(Data records)
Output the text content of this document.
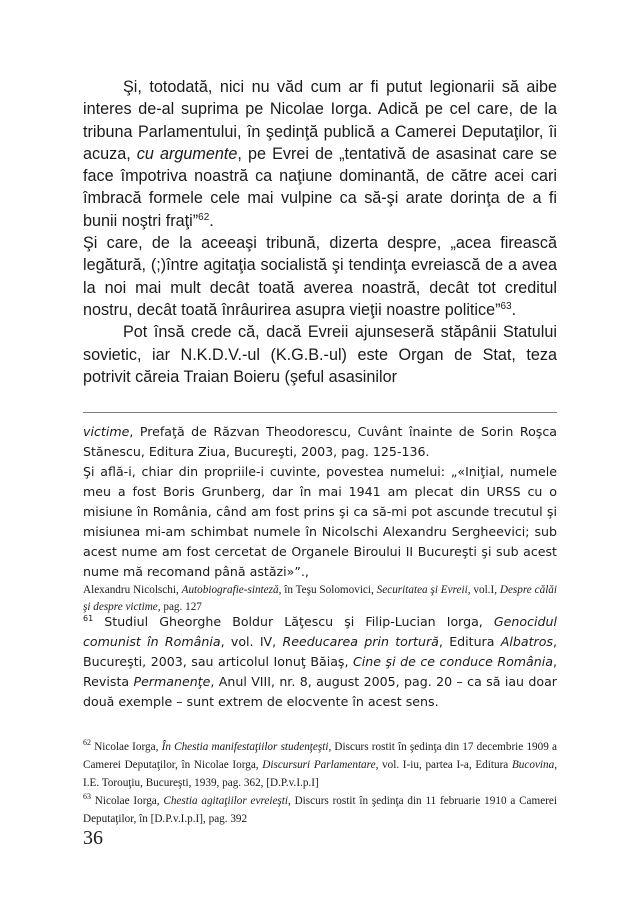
Şi, totodată, nici nu văd cum ar fi putut legionarii să aibe interes de-al suprima pe Nicolae Iorga. Adică pe cel care, de la tribuna Parlamentului, în şedinţă publică a Camerei Deputaţilor, îi acuza, cu argumente, pe Evrei de „tentativă de asasinat care se face împotriva noastră ca naţiune dominantă, de către acei cari îmbracă formele cele mai vulpine ca să-şi arate dorinţa de a fi bunii noştri fraţi”$^{62}$.

Şi care, de la aceeaşi tribună, dizerta despre, „acea firească legătură, (;)între agitaţia socialistă şi tendinţa evreiască de a avea la noi mai mult decât toată averea noastră, decât tot creditul nostru, decât toată înrâurirea asupra vieţii noastre politice”$^{63}$.

Pot însă crede că, dacă Evreii ajunseseră stăpânii Statului sovietic, iar N.K.D.V.-ul (K.G.B.-ul) este Organ de Stat, teza potrivit căreia Traian Boieru (şeful asasinilor

victime, Prefaţă de Răzvan Theodorescu, Cuvânt înainte de Sorin Roşca Stănescu, Editura Ziua, Bucureşti, 2003, pag. 125-136.

Şi află-i, chiar din propriile-i cuvinte, povestea numelui: „«Iniţial, numele meu a fost Boris Grunberg, dar în mai 1941 am plecat din URSS cu o misiune în România, când am fost prins şi ca să-mi pot ascunde trecutul şi misiunea mi-am schimbat numele în Nicolschi Alexandru Sergheevici; sub acest nume am fost cercetat de Organele Biroului II Bucureşti şi sub acest nume mă recomand până astăzi»”.,

Alexandru Nicolschi, Autobiografie-sinteză, în Teşu Solomovici, Securitatea şi Evreii, vol.I, Despre călăi şi despre victime, pag. 127

$^{61}$ Studiul Gheorghe Boldur Lăţescu şi Filip-Lucian Iorga, Genocidul comunist în România, vol. IV, Reeducarea prin tortură, Editura Albatros, Bucureşti, 2003, sau articolul Ionuţ Băiaş, Cine şi de ce conduce România, Revista Permanenţe, Anul VIII, nr. 8, august 2005, pag. 20 – ca să iau doar două exemple – sunt extrem de elocvente în acest sens.

$^{62}$ Nicolae Iorga, În Chestia manifestaţiilor studenţeşti, Discurs rostit în şedinţa din 17 decembrie 1909 a Camerei Deputaţilor, în Nicolae Iorga, Discursuri Parlamentare, vol. I-iu, partea I-a, Editura Bucovina, I.E. Torouţiu, Bucureşti, 1939, pag. 362, [D.P.v.I.p.I]

$^{63}$ Nicolae Iorga, Chestia agitaţiilor evreieşti, Discurs rostit în şedinţa din 11 februarie 1910 a Camerei Deputaţilor, în [D.P.v.I.p.I], pag. 392

36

▶ **WRITTEN REQUEST**
Give the count of lines that hold the word "Nicolschi", with nothing added.

▶ **COMPLETE OUTPUT**
2